Problem to work on
Will you write out the data exactly, excluding every picture?

Data entries
* START *

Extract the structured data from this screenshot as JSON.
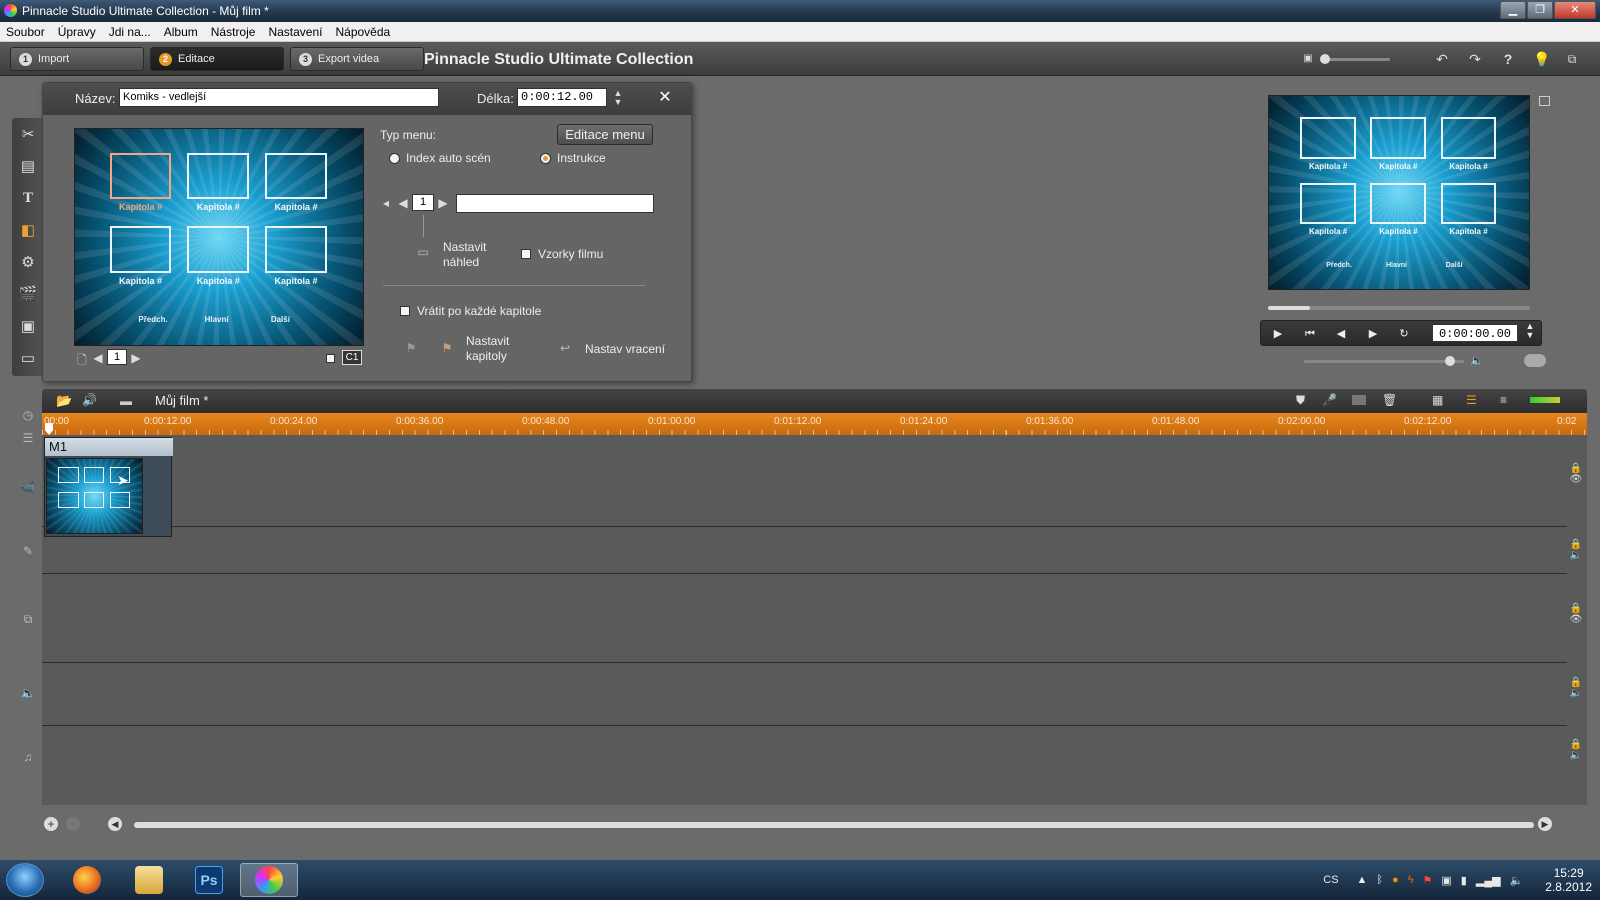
{
  "window": {
    "title": "Pinnacle Studio Ultimate Collection - Můj film *"
  },
  "menubar": [
    "Soubor",
    "Úpravy",
    "Jdi na...",
    "Album",
    "Nástroje",
    "Nastavení",
    "Nápověda"
  ],
  "steps": [
    {
      "num": "1",
      "label": "Import",
      "active": false
    },
    {
      "num": "2",
      "label": "Editace",
      "active": true
    },
    {
      "num": "3",
      "label": "Export videa",
      "active": false
    }
  ],
  "app": {
    "title": "Pinnacle Studio Ultimate Collection"
  },
  "editor": {
    "name_label": "Název:",
    "name_value": "Komiks - vedlejší",
    "length_label": "Délka:",
    "length_value": "0:00:12.00",
    "close_icon": "close-icon",
    "menu_type_label": "Typ menu:",
    "edit_menu_button": "Editace menu",
    "radio_index": "Index auto scén",
    "radio_instructions": "Instrukce",
    "radio_selected": "Instrukce",
    "page_counter": "1",
    "chapter_counter": "1",
    "chapter_title_value": "",
    "set_preview_label": "Nastavit náhled",
    "film_samples_label": "Vzorky filmu",
    "return_label": "Vrátit po každé kapitole",
    "set_chapters_label": "Nastavit kapitoly",
    "set_return_label": "Nastav vracení",
    "chapter_badge": "C1"
  },
  "menu_preview": {
    "chapters": [
      "Kapitola #",
      "Kapitola #",
      "Kapitola #",
      "Kapitola #",
      "Kapitola #",
      "Kapitola #"
    ],
    "nav": [
      "Předch.",
      "Hlavní",
      "Další"
    ]
  },
  "player": {
    "timecode": "0:00:00.00",
    "scrub_position": 0.16,
    "volume": 0.94
  },
  "timeline": {
    "project_title": "Můj film *",
    "ruler": [
      "00:00",
      "0:00:12.00",
      "0:00:24.00",
      "0:00:36.00",
      "0:00:48.00",
      "0:01:00.00",
      "0:01:12.00",
      "0:01:24.00",
      "0:01:36.00",
      "0:01:48.00",
      "0:02:00.00",
      "0:02:12.00",
      "0:02"
    ],
    "clip_label": "M1"
  },
  "taskbar": {
    "language": "CS",
    "time": "15:29",
    "date": "2.8.2012"
  },
  "colors": {
    "accent": "#e59a2c",
    "ruler": "#d97714",
    "panel": "#656565",
    "track": "#5a5a5a"
  }
}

* END *

Task result
Extract the structured data from this screenshot as JSON.
{
  "window": {
    "title": "Pinnacle Studio Ultimate Collection - Můj film *"
  },
  "menubar": [
    "Soubor",
    "Úpravy",
    "Jdi na...",
    "Album",
    "Nástroje",
    "Nastavení",
    "Nápověda"
  ],
  "steps": [
    {
      "num": "1",
      "label": "Import",
      "active": false
    },
    {
      "num": "2",
      "label": "Editace",
      "active": true
    },
    {
      "num": "3",
      "label": "Export videa",
      "active": false
    }
  ],
  "app": {
    "title": "Pinnacle Studio Ultimate Collection"
  },
  "editor": {
    "name_label": "Název:",
    "name_value": "Komiks - vedlejší",
    "length_label": "Délka:",
    "length_value": "0:00:12.00",
    "close_icon": "close-icon",
    "menu_type_label": "Typ menu:",
    "edit_menu_button": "Editace menu",
    "radio_index": "Index auto scén",
    "radio_instructions": "Instrukce",
    "radio_selected": "Instrukce",
    "page_counter": "1",
    "chapter_counter": "1",
    "chapter_title_value": "",
    "set_preview_label": "Nastavit náhled",
    "film_samples_label": "Vzorky filmu",
    "return_label": "Vrátit po každé kapitole",
    "set_chapters_label": "Nastavit kapitoly",
    "set_return_label": "Nastav vracení",
    "chapter_badge": "C1"
  },
  "menu_preview": {
    "chapters": [
      "Kapitola #",
      "Kapitola #",
      "Kapitola #",
      "Kapitola #",
      "Kapitola #",
      "Kapitola #"
    ],
    "nav": [
      "Předch.",
      "Hlavní",
      "Další"
    ]
  },
  "player": {
    "timecode": "0:00:00.00",
    "scrub_position": 0.16,
    "volume": 0.94
  },
  "timeline": {
    "project_title": "Můj film *",
    "ruler": [
      "00:00",
      "0:00:12.00",
      "0:00:24.00",
      "0:00:36.00",
      "0:00:48.00",
      "0:01:00.00",
      "0:01:12.00",
      "0:01:24.00",
      "0:01:36.00",
      "0:01:48.00",
      "0:02:00.00",
      "0:02:12.00",
      "0:02"
    ],
    "clip_label": "M1"
  },
  "taskbar": {
    "language": "CS",
    "time": "15:29",
    "date": "2.8.2012"
  },
  "colors": {
    "accent": "#e59a2c",
    "ruler": "#d97714",
    "panel": "#656565",
    "track": "#5a5a5a"
  }
}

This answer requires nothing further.